The task:
Go through the data below. List every line that holds the word "审计人员".

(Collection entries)
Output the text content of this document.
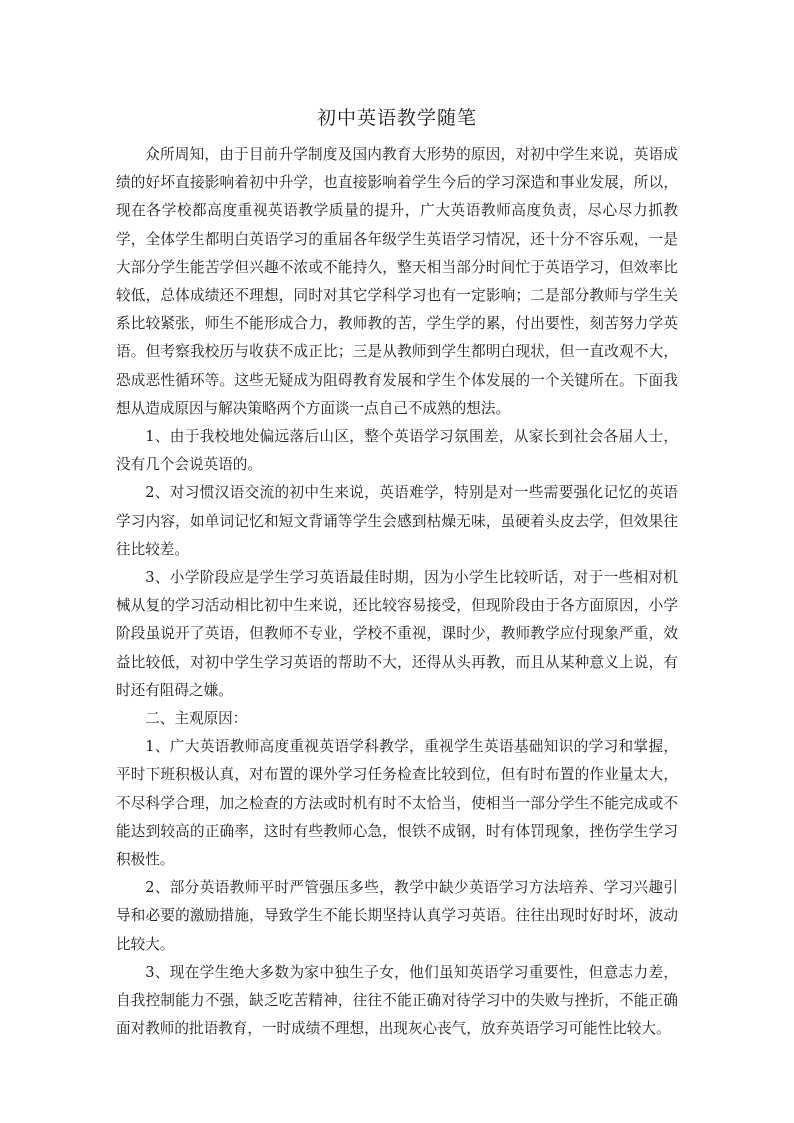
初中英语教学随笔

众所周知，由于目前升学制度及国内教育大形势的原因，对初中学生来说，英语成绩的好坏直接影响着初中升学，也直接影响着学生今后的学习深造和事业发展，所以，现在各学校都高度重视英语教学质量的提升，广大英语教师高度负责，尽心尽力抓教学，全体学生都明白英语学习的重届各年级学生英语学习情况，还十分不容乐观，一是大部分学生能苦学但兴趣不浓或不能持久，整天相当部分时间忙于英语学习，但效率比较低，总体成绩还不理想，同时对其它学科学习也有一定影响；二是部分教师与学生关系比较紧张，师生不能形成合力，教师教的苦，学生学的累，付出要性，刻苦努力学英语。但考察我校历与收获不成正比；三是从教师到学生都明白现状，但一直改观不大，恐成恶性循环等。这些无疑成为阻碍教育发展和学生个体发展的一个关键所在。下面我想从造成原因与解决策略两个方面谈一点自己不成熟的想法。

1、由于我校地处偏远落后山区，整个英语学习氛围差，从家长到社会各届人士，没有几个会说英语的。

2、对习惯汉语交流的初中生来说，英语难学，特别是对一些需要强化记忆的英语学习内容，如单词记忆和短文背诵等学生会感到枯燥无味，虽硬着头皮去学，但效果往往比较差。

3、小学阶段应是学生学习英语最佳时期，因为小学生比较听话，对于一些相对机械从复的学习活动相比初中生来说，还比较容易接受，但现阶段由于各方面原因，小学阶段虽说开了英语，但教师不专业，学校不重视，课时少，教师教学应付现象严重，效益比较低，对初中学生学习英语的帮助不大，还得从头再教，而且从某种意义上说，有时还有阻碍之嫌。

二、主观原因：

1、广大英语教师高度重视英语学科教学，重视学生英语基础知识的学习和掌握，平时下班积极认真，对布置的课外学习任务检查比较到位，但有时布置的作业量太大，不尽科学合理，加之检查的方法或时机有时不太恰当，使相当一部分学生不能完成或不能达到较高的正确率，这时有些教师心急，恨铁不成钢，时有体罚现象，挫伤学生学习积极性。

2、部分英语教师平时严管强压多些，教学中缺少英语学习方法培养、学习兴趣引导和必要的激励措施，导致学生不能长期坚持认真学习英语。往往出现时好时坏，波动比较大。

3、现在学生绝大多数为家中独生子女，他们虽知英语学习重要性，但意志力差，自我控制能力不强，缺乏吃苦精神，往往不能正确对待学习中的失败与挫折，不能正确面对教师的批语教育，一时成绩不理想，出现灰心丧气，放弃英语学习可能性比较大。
* * *
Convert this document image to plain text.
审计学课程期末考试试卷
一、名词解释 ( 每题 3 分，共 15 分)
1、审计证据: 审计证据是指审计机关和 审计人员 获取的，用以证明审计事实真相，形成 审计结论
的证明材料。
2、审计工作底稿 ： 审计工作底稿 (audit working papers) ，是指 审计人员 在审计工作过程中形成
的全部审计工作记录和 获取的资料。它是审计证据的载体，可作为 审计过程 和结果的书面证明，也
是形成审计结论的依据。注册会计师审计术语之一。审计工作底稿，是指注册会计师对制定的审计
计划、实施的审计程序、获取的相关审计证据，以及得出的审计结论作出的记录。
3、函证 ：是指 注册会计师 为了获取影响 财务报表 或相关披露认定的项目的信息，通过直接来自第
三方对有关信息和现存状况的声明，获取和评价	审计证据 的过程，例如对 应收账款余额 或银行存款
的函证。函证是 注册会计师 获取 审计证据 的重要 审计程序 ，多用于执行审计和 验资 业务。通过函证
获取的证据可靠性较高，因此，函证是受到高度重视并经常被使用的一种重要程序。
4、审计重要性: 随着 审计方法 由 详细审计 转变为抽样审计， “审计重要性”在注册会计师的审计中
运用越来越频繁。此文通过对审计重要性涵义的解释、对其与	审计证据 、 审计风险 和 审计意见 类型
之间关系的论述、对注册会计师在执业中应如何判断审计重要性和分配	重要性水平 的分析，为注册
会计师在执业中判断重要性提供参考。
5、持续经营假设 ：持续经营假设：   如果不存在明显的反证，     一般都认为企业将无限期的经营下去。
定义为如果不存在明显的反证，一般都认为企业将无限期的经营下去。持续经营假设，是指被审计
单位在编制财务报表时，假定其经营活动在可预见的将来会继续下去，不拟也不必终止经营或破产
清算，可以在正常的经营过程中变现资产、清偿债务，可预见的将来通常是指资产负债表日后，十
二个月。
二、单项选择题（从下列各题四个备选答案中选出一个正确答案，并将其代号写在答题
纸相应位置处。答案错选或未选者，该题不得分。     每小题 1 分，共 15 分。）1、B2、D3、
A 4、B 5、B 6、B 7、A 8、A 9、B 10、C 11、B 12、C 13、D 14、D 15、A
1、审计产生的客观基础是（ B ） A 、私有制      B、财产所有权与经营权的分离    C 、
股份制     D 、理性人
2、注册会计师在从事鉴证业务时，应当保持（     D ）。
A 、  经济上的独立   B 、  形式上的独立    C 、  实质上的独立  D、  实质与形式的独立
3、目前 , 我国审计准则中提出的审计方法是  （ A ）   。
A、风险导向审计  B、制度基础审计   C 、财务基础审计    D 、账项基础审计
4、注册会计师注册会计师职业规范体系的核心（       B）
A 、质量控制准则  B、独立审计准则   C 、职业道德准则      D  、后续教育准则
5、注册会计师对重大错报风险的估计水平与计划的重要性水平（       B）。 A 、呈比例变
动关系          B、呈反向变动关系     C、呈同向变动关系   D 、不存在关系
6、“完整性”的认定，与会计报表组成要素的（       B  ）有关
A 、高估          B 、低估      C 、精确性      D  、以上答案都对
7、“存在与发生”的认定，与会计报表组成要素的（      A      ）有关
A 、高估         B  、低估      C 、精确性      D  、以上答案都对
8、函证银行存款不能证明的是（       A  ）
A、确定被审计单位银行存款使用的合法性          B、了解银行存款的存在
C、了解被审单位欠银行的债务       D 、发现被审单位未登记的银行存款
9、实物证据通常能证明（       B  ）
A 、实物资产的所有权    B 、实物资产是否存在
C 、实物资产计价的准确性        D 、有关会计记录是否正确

Reply to the exercise:
1、审计证据: 审计证据是指审计机关和 审计人员 获取的，用以证明审计事实真相，形成 审计结论
2、审计工作底稿 ： 审计工作底稿 (audit working papers) ，是指 审计人员 在审计工作过程中形成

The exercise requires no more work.